[BEGIN Records supplied]
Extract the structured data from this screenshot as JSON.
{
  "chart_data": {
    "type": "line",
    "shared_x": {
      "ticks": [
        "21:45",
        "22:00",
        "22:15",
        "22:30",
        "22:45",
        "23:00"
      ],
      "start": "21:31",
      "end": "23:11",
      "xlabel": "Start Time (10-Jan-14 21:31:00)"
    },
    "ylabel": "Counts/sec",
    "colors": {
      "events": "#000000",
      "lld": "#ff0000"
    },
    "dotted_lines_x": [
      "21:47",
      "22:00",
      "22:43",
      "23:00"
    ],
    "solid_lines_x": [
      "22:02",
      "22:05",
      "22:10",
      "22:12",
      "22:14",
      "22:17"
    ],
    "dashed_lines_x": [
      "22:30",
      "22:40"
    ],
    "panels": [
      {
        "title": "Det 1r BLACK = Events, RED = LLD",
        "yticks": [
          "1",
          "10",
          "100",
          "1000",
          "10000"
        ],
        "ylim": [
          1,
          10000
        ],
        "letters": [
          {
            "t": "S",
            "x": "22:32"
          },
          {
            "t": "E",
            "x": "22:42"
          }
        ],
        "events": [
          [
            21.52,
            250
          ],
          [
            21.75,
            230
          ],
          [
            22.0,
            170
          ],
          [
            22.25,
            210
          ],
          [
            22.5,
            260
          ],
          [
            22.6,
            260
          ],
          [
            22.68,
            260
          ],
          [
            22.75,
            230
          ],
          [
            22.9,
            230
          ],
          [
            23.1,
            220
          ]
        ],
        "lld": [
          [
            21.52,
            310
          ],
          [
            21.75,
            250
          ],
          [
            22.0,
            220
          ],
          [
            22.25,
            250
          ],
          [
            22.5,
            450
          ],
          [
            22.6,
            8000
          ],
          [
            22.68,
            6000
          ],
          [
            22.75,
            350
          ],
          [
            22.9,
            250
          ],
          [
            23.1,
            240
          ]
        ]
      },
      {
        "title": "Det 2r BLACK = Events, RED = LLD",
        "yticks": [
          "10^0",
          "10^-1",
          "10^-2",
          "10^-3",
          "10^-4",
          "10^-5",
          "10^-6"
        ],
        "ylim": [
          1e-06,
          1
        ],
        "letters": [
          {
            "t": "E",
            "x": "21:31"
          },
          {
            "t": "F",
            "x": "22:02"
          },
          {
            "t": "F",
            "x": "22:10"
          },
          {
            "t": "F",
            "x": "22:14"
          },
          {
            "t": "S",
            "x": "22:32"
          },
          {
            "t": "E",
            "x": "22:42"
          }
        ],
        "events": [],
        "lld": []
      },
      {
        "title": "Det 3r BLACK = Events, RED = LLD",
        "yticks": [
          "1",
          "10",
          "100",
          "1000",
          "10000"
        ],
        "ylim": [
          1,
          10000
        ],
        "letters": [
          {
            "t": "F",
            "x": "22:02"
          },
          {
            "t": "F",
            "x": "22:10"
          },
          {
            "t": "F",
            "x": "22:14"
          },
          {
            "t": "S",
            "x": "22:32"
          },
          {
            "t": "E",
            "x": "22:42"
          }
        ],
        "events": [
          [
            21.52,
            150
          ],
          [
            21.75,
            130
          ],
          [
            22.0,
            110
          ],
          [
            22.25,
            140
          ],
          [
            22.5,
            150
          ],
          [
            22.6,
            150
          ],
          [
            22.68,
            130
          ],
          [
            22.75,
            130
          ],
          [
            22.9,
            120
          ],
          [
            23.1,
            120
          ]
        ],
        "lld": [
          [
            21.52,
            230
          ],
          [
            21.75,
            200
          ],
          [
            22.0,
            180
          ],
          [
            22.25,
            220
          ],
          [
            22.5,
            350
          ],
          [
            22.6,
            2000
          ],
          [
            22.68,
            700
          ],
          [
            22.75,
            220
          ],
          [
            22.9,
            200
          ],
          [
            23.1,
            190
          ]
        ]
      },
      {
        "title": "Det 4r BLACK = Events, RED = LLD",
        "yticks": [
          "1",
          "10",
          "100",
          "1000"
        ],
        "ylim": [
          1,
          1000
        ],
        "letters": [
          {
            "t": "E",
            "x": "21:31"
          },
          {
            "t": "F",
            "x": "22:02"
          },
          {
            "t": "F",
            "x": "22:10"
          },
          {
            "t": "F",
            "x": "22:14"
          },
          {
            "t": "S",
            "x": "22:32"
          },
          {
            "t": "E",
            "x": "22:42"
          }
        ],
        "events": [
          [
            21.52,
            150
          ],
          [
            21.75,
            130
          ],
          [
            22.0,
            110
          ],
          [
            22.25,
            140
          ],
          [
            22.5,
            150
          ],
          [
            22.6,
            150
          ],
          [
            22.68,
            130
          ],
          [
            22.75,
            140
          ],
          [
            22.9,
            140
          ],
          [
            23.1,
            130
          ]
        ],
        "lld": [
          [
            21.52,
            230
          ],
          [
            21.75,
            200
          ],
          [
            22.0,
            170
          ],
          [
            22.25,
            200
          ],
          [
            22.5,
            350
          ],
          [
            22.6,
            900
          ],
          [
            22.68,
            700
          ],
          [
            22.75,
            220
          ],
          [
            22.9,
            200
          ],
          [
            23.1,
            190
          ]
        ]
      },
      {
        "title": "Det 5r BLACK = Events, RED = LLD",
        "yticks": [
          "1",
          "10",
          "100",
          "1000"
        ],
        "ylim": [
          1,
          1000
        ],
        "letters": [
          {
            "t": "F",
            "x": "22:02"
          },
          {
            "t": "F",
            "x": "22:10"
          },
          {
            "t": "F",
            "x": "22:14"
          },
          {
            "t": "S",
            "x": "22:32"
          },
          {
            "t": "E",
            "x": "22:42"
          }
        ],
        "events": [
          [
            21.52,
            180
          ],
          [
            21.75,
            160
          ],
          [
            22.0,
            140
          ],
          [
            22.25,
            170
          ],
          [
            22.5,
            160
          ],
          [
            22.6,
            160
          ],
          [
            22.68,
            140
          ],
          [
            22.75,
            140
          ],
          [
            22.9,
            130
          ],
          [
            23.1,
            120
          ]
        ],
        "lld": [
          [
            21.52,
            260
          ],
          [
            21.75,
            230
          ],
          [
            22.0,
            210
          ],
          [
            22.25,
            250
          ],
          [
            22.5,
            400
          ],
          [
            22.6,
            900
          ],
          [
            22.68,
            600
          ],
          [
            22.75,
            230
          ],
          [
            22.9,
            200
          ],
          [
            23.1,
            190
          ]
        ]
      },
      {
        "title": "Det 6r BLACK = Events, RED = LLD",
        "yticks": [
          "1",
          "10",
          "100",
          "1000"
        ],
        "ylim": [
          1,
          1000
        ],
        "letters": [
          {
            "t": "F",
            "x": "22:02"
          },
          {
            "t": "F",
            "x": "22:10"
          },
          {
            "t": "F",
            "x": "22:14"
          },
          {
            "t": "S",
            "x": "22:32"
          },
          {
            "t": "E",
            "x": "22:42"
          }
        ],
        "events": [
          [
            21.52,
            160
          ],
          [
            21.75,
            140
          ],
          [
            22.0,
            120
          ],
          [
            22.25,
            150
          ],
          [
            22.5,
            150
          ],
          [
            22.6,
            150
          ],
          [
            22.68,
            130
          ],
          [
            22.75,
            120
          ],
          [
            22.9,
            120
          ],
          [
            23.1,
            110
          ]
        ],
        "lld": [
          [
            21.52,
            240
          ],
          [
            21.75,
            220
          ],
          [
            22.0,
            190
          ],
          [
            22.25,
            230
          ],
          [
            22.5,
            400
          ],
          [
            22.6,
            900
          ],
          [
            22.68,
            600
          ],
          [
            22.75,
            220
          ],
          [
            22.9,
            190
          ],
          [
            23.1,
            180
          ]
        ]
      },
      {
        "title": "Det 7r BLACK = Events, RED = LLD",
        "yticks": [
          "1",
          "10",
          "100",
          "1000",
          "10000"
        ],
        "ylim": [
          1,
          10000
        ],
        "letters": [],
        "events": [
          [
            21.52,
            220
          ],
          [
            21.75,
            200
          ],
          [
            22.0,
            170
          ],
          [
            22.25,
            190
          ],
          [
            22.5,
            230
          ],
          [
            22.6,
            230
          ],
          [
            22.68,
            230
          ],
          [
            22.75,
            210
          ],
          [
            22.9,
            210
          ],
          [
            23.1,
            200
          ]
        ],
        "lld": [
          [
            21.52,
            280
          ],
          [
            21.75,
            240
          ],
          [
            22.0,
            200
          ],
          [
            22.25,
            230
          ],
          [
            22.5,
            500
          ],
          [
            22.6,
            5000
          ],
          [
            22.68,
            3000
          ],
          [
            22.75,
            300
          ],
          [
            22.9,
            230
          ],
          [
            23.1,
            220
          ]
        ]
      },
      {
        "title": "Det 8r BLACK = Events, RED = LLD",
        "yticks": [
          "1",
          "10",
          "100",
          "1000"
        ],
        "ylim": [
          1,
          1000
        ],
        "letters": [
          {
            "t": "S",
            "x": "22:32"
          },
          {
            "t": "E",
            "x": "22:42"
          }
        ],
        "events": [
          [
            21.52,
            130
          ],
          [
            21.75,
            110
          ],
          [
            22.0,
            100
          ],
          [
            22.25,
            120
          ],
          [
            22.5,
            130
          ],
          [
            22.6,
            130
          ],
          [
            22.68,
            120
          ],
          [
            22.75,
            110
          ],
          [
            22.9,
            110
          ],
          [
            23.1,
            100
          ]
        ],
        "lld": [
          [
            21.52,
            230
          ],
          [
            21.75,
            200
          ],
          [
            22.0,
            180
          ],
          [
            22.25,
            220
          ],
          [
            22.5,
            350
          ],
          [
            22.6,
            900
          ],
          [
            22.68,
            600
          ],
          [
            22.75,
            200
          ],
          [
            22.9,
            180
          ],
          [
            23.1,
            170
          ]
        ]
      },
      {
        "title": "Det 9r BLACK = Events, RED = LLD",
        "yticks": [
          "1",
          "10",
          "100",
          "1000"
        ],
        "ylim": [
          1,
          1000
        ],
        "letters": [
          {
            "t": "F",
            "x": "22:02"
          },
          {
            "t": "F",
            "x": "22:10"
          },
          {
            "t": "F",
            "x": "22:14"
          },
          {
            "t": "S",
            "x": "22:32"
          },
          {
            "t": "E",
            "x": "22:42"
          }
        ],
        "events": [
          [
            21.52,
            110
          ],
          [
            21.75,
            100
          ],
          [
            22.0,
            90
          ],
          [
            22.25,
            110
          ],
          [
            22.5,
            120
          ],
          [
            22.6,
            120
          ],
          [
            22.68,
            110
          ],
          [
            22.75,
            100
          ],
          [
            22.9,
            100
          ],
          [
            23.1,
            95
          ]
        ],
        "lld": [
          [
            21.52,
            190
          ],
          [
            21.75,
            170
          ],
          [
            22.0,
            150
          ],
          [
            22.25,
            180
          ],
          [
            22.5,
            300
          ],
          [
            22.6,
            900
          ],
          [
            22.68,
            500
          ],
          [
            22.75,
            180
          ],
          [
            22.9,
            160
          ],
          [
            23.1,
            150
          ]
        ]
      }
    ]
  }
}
[END Records supplied]
> _To be done_:
Each line holding the word "title" counts once; report the total and nothing else.

> _Problem solution_:
9